Check each line of the records below and collect those holding "подпрограммы".

┄┄┄┄┄┄┄┄┄┄

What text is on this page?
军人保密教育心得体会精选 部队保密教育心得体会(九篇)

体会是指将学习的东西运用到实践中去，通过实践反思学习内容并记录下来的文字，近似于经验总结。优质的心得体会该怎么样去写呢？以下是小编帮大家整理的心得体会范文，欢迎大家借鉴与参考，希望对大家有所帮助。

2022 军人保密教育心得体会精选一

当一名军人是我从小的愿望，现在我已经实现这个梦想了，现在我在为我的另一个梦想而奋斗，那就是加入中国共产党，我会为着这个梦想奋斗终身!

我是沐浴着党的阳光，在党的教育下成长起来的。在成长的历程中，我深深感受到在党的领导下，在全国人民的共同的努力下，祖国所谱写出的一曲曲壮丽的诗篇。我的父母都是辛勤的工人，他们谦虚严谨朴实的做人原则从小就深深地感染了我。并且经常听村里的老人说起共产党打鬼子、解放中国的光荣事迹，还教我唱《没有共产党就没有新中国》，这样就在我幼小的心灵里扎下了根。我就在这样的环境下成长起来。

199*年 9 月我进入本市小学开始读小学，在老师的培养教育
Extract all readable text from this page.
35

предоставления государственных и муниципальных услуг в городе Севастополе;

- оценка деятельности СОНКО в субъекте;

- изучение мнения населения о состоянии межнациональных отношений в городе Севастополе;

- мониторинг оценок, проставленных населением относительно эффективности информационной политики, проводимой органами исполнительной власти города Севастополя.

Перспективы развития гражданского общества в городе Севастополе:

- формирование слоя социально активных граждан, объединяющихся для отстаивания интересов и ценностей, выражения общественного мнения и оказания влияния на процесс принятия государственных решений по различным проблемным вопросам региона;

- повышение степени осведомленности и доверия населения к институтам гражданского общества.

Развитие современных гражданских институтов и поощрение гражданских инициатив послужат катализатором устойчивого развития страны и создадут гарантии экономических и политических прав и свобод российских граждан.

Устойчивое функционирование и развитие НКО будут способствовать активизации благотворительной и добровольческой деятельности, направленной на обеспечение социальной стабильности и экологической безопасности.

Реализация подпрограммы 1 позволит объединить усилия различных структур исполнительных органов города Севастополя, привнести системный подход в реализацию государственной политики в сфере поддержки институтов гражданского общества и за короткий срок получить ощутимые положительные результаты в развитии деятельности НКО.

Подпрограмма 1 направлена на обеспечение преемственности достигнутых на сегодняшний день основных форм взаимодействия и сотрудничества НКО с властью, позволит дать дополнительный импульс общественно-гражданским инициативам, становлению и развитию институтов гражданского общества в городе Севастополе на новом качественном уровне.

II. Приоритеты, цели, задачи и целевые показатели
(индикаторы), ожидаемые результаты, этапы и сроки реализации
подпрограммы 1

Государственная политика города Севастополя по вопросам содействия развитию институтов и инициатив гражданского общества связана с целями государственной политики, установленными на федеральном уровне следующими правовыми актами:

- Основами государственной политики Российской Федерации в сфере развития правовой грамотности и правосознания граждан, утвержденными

┄┄┄┄┄┄┄┄┄┄

Task output —
Реализация подпрограммы 1 позволит объединить усилия различных структур исполнительных органов города Севастополя, привнести системный подход в реализацию государственной политики в сфере поддержки институтов гражданского общества и за короткий срок получить ощутимые положительные результаты в развитии деятельности НКО.
подпрограммы 1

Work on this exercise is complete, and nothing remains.